--- START OF GIVEN DATA ---
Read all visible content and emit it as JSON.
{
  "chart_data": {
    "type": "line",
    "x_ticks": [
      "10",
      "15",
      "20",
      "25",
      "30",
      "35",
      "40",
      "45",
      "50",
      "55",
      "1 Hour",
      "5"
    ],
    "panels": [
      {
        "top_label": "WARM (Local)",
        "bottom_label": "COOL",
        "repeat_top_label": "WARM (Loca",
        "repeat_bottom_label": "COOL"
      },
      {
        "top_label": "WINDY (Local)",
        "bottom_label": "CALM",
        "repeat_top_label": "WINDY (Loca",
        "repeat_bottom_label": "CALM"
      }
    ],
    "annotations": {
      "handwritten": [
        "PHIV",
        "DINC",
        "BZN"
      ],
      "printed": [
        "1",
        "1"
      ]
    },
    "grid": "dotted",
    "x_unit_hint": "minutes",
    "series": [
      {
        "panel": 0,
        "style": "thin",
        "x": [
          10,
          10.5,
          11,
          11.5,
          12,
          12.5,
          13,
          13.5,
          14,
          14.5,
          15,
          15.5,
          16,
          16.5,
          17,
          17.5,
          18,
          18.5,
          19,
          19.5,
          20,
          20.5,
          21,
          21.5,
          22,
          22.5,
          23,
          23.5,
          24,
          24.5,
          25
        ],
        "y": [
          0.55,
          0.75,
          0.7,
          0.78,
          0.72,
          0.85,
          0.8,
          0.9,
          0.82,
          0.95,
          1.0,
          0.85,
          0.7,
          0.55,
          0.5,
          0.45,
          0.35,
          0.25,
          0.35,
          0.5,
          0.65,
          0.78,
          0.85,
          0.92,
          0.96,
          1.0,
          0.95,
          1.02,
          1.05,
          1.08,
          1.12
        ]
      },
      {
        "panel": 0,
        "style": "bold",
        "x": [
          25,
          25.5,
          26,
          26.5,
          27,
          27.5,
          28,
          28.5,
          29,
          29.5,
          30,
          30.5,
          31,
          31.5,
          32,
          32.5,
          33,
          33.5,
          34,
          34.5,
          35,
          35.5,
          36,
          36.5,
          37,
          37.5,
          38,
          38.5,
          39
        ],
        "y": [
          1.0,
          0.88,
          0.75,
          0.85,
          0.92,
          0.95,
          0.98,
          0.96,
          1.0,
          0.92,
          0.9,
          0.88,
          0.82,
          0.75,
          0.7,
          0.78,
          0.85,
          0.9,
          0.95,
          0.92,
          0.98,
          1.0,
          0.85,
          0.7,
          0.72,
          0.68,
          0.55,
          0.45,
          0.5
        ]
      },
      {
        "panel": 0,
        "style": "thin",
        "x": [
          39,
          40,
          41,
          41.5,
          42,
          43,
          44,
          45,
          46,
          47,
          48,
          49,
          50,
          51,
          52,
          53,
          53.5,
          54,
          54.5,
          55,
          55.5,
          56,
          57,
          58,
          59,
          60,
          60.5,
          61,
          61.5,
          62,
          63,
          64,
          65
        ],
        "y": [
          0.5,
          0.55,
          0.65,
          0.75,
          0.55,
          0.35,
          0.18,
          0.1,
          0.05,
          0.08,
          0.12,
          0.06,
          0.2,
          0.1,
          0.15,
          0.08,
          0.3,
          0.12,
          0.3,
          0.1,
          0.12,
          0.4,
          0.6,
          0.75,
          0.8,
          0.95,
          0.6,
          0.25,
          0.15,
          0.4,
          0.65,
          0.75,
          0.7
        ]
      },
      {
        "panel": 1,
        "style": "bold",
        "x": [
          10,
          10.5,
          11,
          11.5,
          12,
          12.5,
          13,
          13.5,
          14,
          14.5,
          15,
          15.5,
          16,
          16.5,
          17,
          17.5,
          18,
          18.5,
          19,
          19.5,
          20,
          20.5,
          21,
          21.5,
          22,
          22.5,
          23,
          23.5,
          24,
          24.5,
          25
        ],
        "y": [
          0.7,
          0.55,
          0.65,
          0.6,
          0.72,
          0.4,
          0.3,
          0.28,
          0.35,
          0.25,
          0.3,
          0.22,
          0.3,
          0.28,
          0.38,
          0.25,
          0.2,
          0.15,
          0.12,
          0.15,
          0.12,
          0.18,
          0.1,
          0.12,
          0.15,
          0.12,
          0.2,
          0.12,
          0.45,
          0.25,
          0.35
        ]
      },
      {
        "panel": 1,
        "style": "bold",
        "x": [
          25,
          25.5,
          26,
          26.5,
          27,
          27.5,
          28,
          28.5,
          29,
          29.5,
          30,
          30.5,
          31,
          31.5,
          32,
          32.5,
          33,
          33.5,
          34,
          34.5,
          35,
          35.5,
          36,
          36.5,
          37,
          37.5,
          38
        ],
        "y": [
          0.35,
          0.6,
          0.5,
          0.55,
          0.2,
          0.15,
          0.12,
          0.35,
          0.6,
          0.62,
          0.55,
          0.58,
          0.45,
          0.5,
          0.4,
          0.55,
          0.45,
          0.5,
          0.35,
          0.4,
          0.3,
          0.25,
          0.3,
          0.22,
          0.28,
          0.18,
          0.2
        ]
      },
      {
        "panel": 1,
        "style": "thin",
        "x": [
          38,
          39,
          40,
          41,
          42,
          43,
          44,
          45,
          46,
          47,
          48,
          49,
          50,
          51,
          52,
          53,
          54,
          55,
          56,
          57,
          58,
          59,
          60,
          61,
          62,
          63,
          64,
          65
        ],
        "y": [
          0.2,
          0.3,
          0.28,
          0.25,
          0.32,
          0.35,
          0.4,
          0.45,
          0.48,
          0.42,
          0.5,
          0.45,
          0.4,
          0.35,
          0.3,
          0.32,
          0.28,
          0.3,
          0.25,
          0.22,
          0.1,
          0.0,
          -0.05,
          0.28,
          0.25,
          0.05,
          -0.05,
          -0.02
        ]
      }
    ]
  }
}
--- END OF GIVEN DATA ---
Scan the material above for the word "WINDY". Copy each line where it occurs.

        "top_label": "WINDY (Local)",
        "repeat_top_label": "WINDY (Loca",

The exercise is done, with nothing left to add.